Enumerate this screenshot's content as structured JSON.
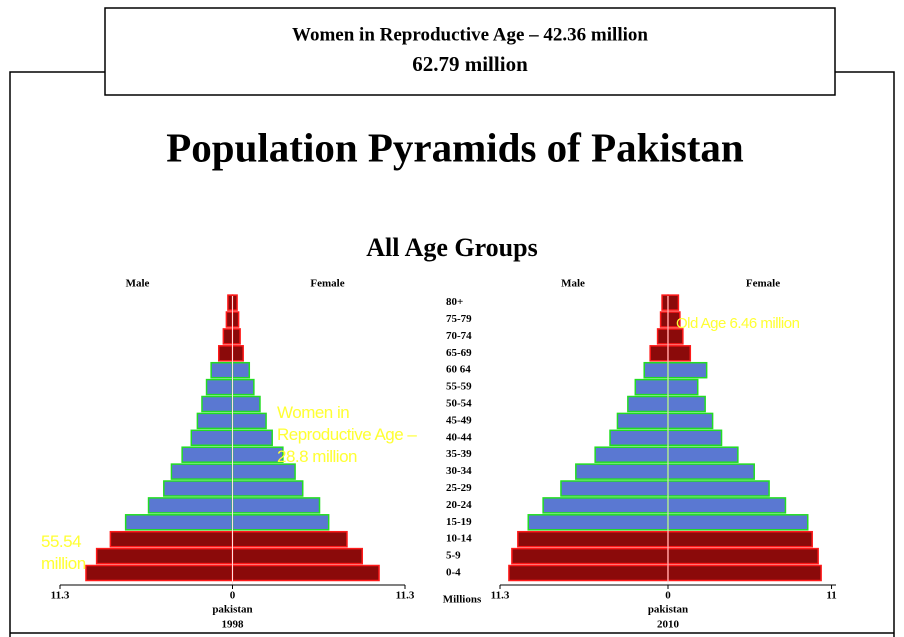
{
  "header": {
    "line1": "Women in Reproductive Age – 42.36 million",
    "line2": "62.79 million"
  },
  "title": "Population Pyramids of Pakistan",
  "subtitle": "All Age Groups",
  "age_groups": [
    "0-4",
    "5-9",
    "10-14",
    "15-19",
    "20-24",
    "25-29",
    "30-34",
    "35-39",
    "40-44",
    "45-49",
    "50-54",
    "55-59",
    "60 64",
    "65-69",
    "70-74",
    "75-79",
    "80+"
  ],
  "band_colors": [
    "#8b0a0a",
    "#8b0a0a",
    "#8b0a0a",
    "#5a78d2",
    "#5a78d2",
    "#5a78d2",
    "#5a78d2",
    "#5a78d2",
    "#5a78d2",
    "#5a78d2",
    "#5a78d2",
    "#5a78d2",
    "#5a78d2",
    "#8b0a0a",
    "#8b0a0a",
    "#8b0a0a",
    "#8b0a0a"
  ],
  "band_outlines": [
    "#ff1a1a",
    "#ff1a1a",
    "#ff1a1a",
    "#22dd22",
    "#22dd22",
    "#22dd22",
    "#22dd22",
    "#22dd22",
    "#22dd22",
    "#22dd22",
    "#22dd22",
    "#22dd22",
    "#22dd22",
    "#ff1a1a",
    "#ff1a1a",
    "#ff1a1a",
    "#ff1a1a"
  ],
  "unit_label": "Millions",
  "chart_data": [
    {
      "type": "pyramid",
      "xlabel": "pakistan",
      "year": "1998",
      "series": [
        {
          "name": "Male",
          "values": [
            9.6,
            8.9,
            8.0,
            7.0,
            5.5,
            4.5,
            4.0,
            3.3,
            2.7,
            2.3,
            2.0,
            1.7,
            1.4,
            0.9,
            0.6,
            0.4,
            0.3
          ]
        },
        {
          "name": "Female",
          "values": [
            9.6,
            8.5,
            7.5,
            6.3,
            5.7,
            4.6,
            4.1,
            3.3,
            2.6,
            2.2,
            1.8,
            1.4,
            1.1,
            0.7,
            0.5,
            0.4,
            0.3
          ]
        }
      ],
      "xlim": [
        -11.3,
        11.3
      ],
      "xticks": [
        {
          "value": -11.3,
          "label": "11.3"
        },
        0,
        11.3
      ],
      "annotations": [
        "Women in Reproductive Age – 28.8 million",
        "55.54 million"
      ]
    },
    {
      "type": "pyramid",
      "xlabel": "pakistan",
      "year": "2010",
      "series": [
        {
          "name": "Male",
          "values": [
            10.7,
            10.5,
            10.1,
            9.4,
            8.4,
            7.2,
            6.2,
            4.9,
            3.9,
            3.4,
            2.7,
            2.2,
            1.6,
            1.2,
            0.7,
            0.5,
            0.4
          ]
        },
        {
          "name": "Female",
          "values": [
            10.3,
            10.1,
            9.7,
            9.4,
            7.9,
            6.8,
            5.8,
            4.7,
            3.6,
            3.0,
            2.5,
            2.0,
            2.6,
            1.5,
            1.0,
            0.8,
            0.7
          ]
        }
      ],
      "xlim": [
        -11.3,
        11.3
      ],
      "xticks": [
        {
          "value": -11.3,
          "label": "11.3"
        },
        0,
        11
      ],
      "annotations": [
        "Old Age 6.46 million"
      ]
    }
  ]
}
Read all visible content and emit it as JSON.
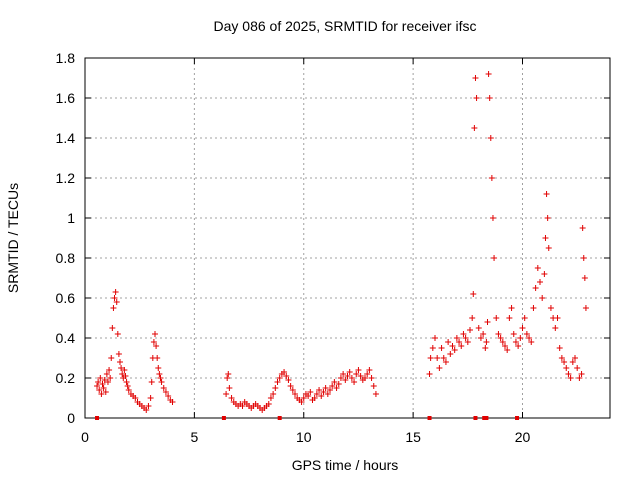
{
  "chart_data": {
    "type": "scatter",
    "title": "Day 086 of 2025, SRMTID for receiver ifsc",
    "xlabel": "GPS time / hours",
    "ylabel": "SRMTID / TECUs",
    "xlim": [
      0,
      24
    ],
    "ylim": [
      0,
      1.8
    ],
    "xticks": [
      0,
      5,
      10,
      15,
      20
    ],
    "xtick_labels": [
      "0",
      "5",
      "10",
      "15",
      "20"
    ],
    "yticks": [
      0,
      0.2,
      0.4,
      0.6,
      0.8,
      1.0,
      1.2,
      1.4,
      1.6,
      1.8
    ],
    "ytick_labels": [
      "0",
      "0.2",
      "0.4",
      "0.6",
      "0.8",
      "1",
      "1.2",
      "1.4",
      "1.6",
      "1.8"
    ],
    "grid": true,
    "marker": "+",
    "color": "#e00000",
    "series": [
      {
        "name": "SRMTID",
        "x": [
          0.55,
          0.6,
          0.65,
          0.7,
          0.75,
          0.8,
          0.85,
          0.9,
          0.95,
          1.0,
          1.05,
          1.1,
          1.15,
          1.2,
          1.25,
          1.3,
          1.35,
          1.4,
          1.45,
          1.5,
          1.55,
          1.6,
          1.65,
          1.7,
          1.75,
          1.8,
          1.85,
          1.9,
          1.95,
          2.0,
          2.1,
          2.2,
          2.3,
          2.4,
          2.5,
          2.6,
          2.7,
          2.8,
          2.9,
          3.0,
          3.05,
          3.1,
          3.15,
          3.2,
          3.25,
          3.3,
          3.35,
          3.4,
          3.45,
          3.5,
          3.6,
          3.7,
          3.8,
          3.9,
          4.0,
          6.45,
          6.5,
          6.55,
          6.6,
          6.7,
          6.8,
          6.9,
          7.0,
          7.1,
          7.2,
          7.3,
          7.4,
          7.5,
          7.6,
          7.7,
          7.8,
          7.9,
          8.0,
          8.1,
          8.2,
          8.3,
          8.4,
          8.5,
          8.6,
          8.7,
          8.8,
          8.9,
          9.0,
          9.1,
          9.2,
          9.3,
          9.4,
          9.5,
          9.6,
          9.7,
          9.8,
          9.9,
          10.0,
          10.1,
          10.2,
          10.3,
          10.4,
          10.5,
          10.6,
          10.7,
          10.8,
          10.9,
          11.0,
          11.1,
          11.2,
          11.3,
          11.4,
          11.5,
          11.6,
          11.7,
          11.8,
          11.9,
          12.0,
          12.1,
          12.2,
          12.3,
          12.4,
          12.5,
          12.6,
          12.7,
          12.8,
          12.9,
          13.0,
          13.1,
          13.2,
          13.3,
          15.75,
          15.8,
          15.9,
          16.0,
          16.1,
          16.2,
          16.3,
          16.4,
          16.5,
          16.6,
          16.7,
          16.8,
          16.9,
          17.0,
          17.1,
          17.2,
          17.3,
          17.4,
          17.5,
          17.6,
          17.7,
          17.75,
          17.8,
          17.85,
          17.9,
          18.0,
          18.1,
          18.2,
          18.3,
          18.35,
          18.4,
          18.45,
          18.5,
          18.55,
          18.6,
          18.65,
          18.7,
          18.8,
          18.9,
          19.0,
          19.1,
          19.2,
          19.3,
          19.4,
          19.5,
          19.6,
          19.7,
          19.8,
          19.9,
          20.0,
          20.1,
          20.2,
          20.3,
          20.4,
          20.5,
          20.6,
          20.7,
          20.8,
          20.9,
          21.0,
          21.05,
          21.1,
          21.15,
          21.2,
          21.3,
          21.4,
          21.5,
          21.6,
          21.7,
          21.8,
          21.9,
          22.0,
          22.1,
          22.2,
          22.3,
          22.4,
          22.5,
          22.6,
          22.7,
          22.75,
          22.8,
          22.85,
          22.9
        ],
        "y": [
          0.16,
          0.18,
          0.14,
          0.2,
          0.12,
          0.17,
          0.15,
          0.19,
          0.13,
          0.22,
          0.18,
          0.24,
          0.2,
          0.3,
          0.45,
          0.55,
          0.6,
          0.63,
          0.58,
          0.42,
          0.32,
          0.28,
          0.25,
          0.22,
          0.2,
          0.24,
          0.21,
          0.18,
          0.16,
          0.14,
          0.12,
          0.11,
          0.1,
          0.08,
          0.07,
          0.06,
          0.05,
          0.04,
          0.06,
          0.1,
          0.18,
          0.3,
          0.38,
          0.42,
          0.36,
          0.3,
          0.25,
          0.22,
          0.2,
          0.18,
          0.15,
          0.13,
          0.11,
          0.09,
          0.08,
          0.12,
          0.2,
          0.22,
          0.15,
          0.1,
          0.08,
          0.07,
          0.06,
          0.07,
          0.06,
          0.08,
          0.07,
          0.06,
          0.05,
          0.06,
          0.07,
          0.06,
          0.05,
          0.04,
          0.05,
          0.06,
          0.07,
          0.1,
          0.12,
          0.15,
          0.18,
          0.2,
          0.22,
          0.23,
          0.21,
          0.19,
          0.16,
          0.14,
          0.12,
          0.1,
          0.09,
          0.08,
          0.1,
          0.12,
          0.11,
          0.13,
          0.09,
          0.1,
          0.12,
          0.14,
          0.11,
          0.13,
          0.15,
          0.12,
          0.14,
          0.16,
          0.18,
          0.15,
          0.17,
          0.2,
          0.22,
          0.19,
          0.21,
          0.23,
          0.2,
          0.18,
          0.22,
          0.24,
          0.21,
          0.19,
          0.2,
          0.22,
          0.24,
          0.2,
          0.16,
          0.12,
          0.22,
          0.3,
          0.35,
          0.4,
          0.3,
          0.25,
          0.35,
          0.3,
          0.28,
          0.38,
          0.32,
          0.36,
          0.34,
          0.4,
          0.38,
          0.36,
          0.42,
          0.4,
          0.38,
          0.44,
          0.5,
          0.62,
          1.45,
          1.7,
          1.6,
          0.45,
          0.4,
          0.42,
          0.35,
          0.38,
          0.48,
          1.72,
          1.6,
          1.4,
          1.2,
          1.0,
          0.8,
          0.5,
          0.42,
          0.4,
          0.38,
          0.36,
          0.34,
          0.5,
          0.55,
          0.42,
          0.38,
          0.36,
          0.4,
          0.45,
          0.5,
          0.42,
          0.4,
          0.38,
          0.55,
          0.65,
          0.75,
          0.68,
          0.6,
          0.72,
          0.9,
          1.12,
          1.0,
          0.85,
          0.55,
          0.5,
          0.45,
          0.5,
          0.35,
          0.3,
          0.28,
          0.25,
          0.22,
          0.2,
          0.28,
          0.3,
          0.25,
          0.2,
          0.22,
          0.95,
          0.8,
          0.7,
          0.55
        ]
      }
    ],
    "gap_markers_x": [
      0.55,
      6.35,
      8.9,
      15.75,
      17.85,
      18.25,
      18.35,
      19.75
    ]
  }
}
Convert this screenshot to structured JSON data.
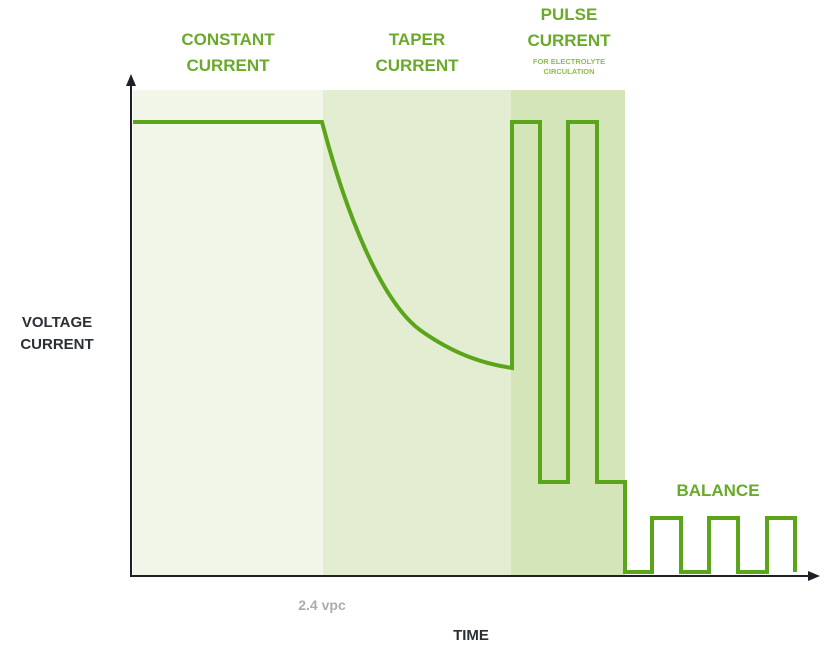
{
  "phases": {
    "constant": {
      "line1": "CONSTANT",
      "line2": "CURRENT"
    },
    "taper": {
      "line1": "TAPER",
      "line2": "CURRENT"
    },
    "pulse": {
      "line1": "PULSE",
      "line2": "CURRENT",
      "sub1": "FOR ELECTROLYTE",
      "sub2": "CIRCULATION"
    },
    "balance": {
      "label": "BALANCE"
    }
  },
  "axes": {
    "y_line1": "VOLTAGE",
    "y_line2": "CURRENT",
    "x_label": "TIME",
    "x_note": "2.4 vpc"
  },
  "colors": {
    "line": "#5aa51a",
    "label": "#6aaa2a",
    "band_constant": "#f2f6e9",
    "band_taper": "#e2edd2",
    "band_pulse": "#d3e5b9",
    "axis": "#1d2127"
  }
}
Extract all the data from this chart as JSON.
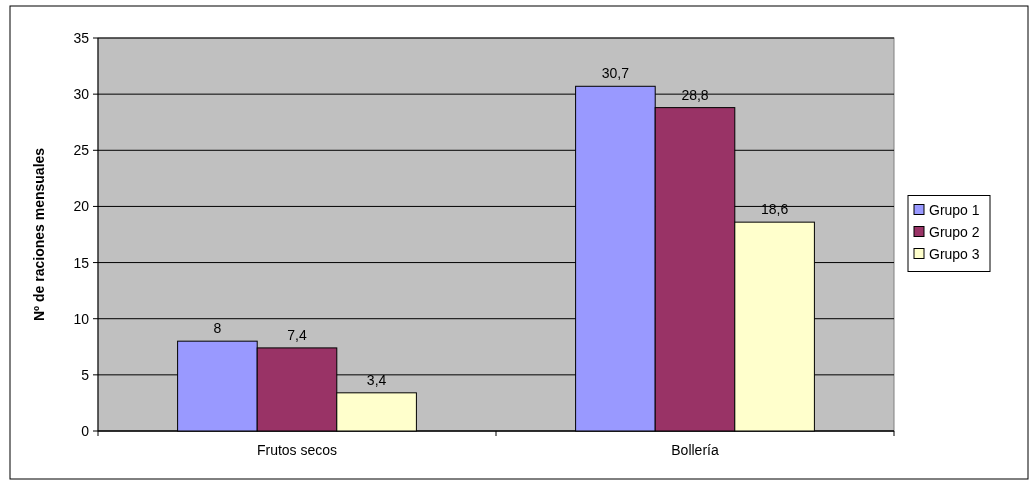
{
  "chart_data": {
    "type": "bar",
    "ylabel": "Nº de raciones mensuales",
    "categories": [
      "Frutos secos",
      "Bollería"
    ],
    "series": [
      {
        "name": "Grupo 1",
        "color": "#9999ff",
        "values": [
          8,
          30.7
        ],
        "value_labels": [
          "8",
          "30,7"
        ]
      },
      {
        "name": "Grupo 2",
        "color": "#993366",
        "values": [
          7.4,
          28.8
        ],
        "value_labels": [
          "7,4",
          "28,8"
        ]
      },
      {
        "name": "Grupo 3",
        "color": "#ffffcc",
        "values": [
          3.4,
          18.6
        ],
        "value_labels": [
          "3,4",
          "18,6"
        ]
      }
    ],
    "ylim": [
      0,
      35
    ],
    "yticks": [
      0,
      5,
      10,
      15,
      20,
      25,
      30,
      35
    ],
    "grid": "y",
    "legend": "right"
  }
}
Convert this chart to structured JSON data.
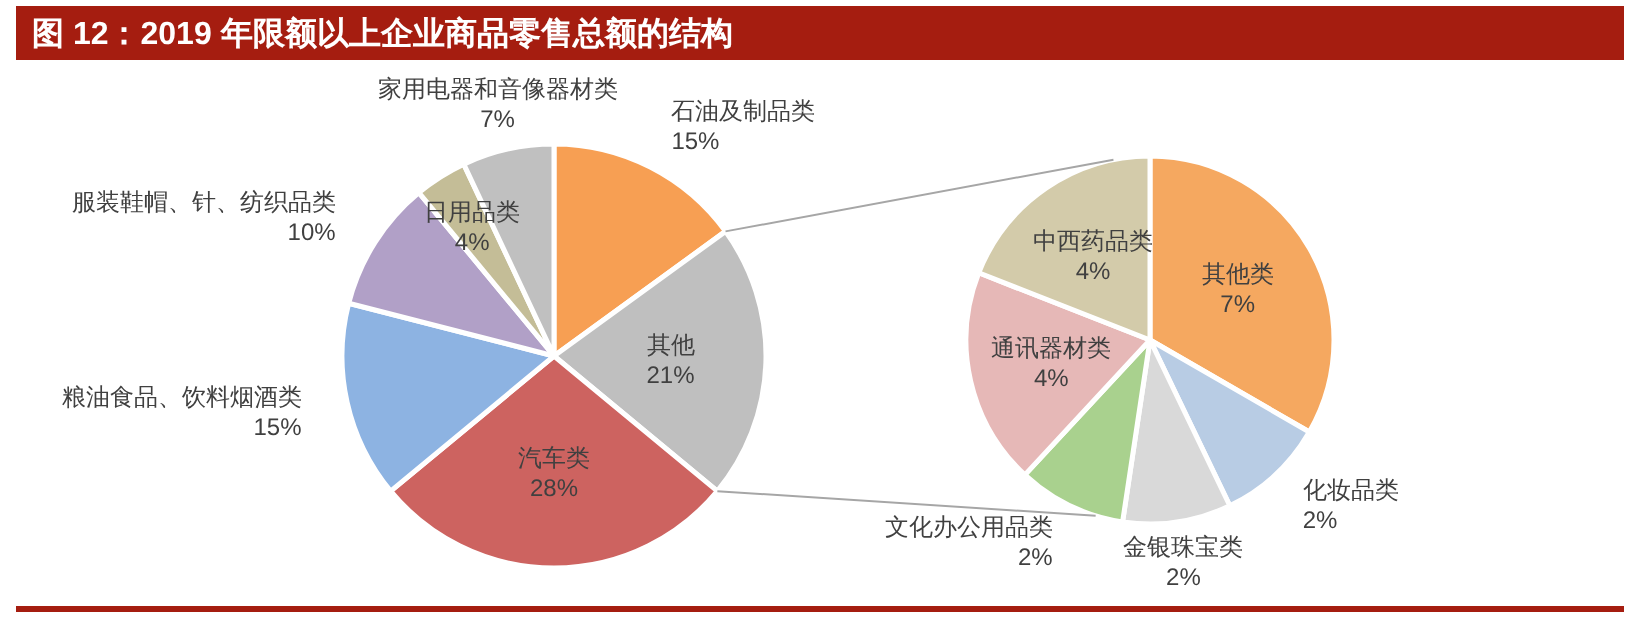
{
  "chart_data": [
    {
      "type": "pie",
      "title": "图 12：2019 年限额以上企业商品零售总额的结构",
      "categories": [
        "石油及制品类",
        "其他",
        "汽车类",
        "粮油食品、饮料烟酒类",
        "服装鞋帽、针、纺织品类",
        "日用品类",
        "家用电器和音像器材类"
      ],
      "values": [
        15,
        21,
        28,
        15,
        10,
        4,
        7
      ],
      "value_labels": [
        "15%",
        "21%",
        "28%",
        "15%",
        "10%",
        "4%",
        "7%"
      ],
      "colors": [
        "#f79f53",
        "#bfbfbf",
        "#cd6360",
        "#8db3e2",
        "#b1a0c7",
        "#c4bd97",
        "#c0c0c0"
      ]
    },
    {
      "type": "pie",
      "categories": [
        "其他类",
        "化妆品类",
        "金银珠宝类",
        "文化办公用品类",
        "通讯器材类",
        "中西药品类"
      ],
      "values": [
        7,
        2,
        2,
        2,
        4,
        4
      ],
      "value_labels": [
        "7%",
        "2%",
        "2%",
        "2%",
        "4%",
        "4%"
      ],
      "colors": [
        "#f5a860",
        "#b8cce4",
        "#d9d9d9",
        "#a9d18e",
        "#e6b8b7",
        "#d3cbaa"
      ]
    }
  ]
}
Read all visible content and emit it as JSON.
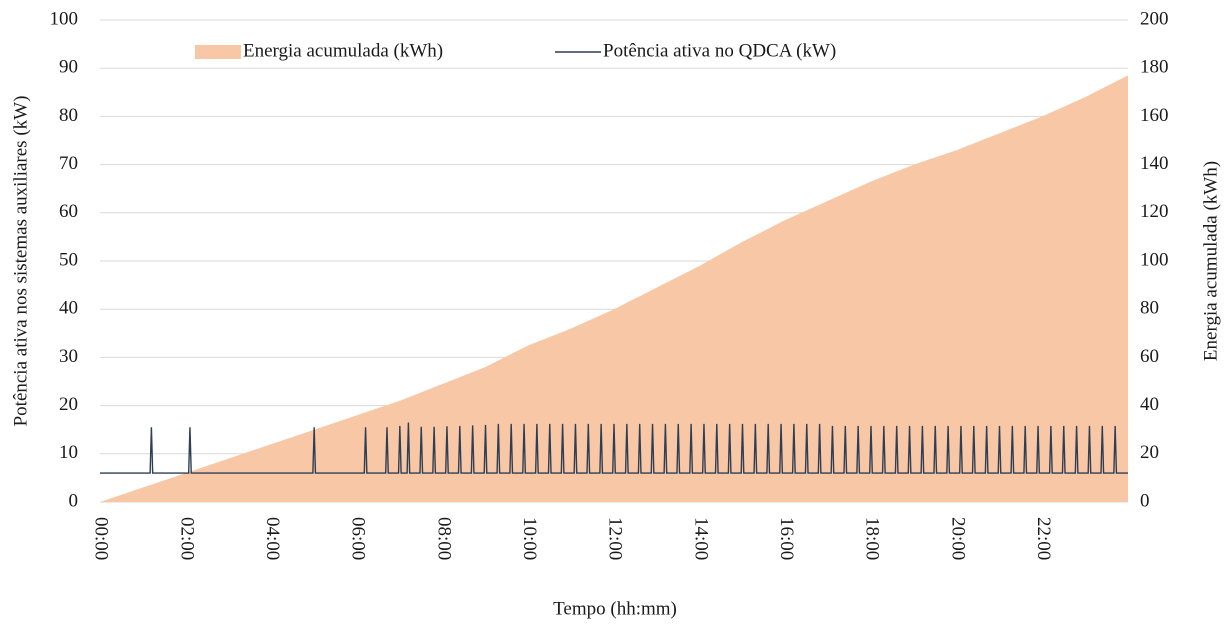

Exercise details:
Looking at the data above, how many lines hold the word "Convert"? Respond with the number alone.

Exercise answer:
2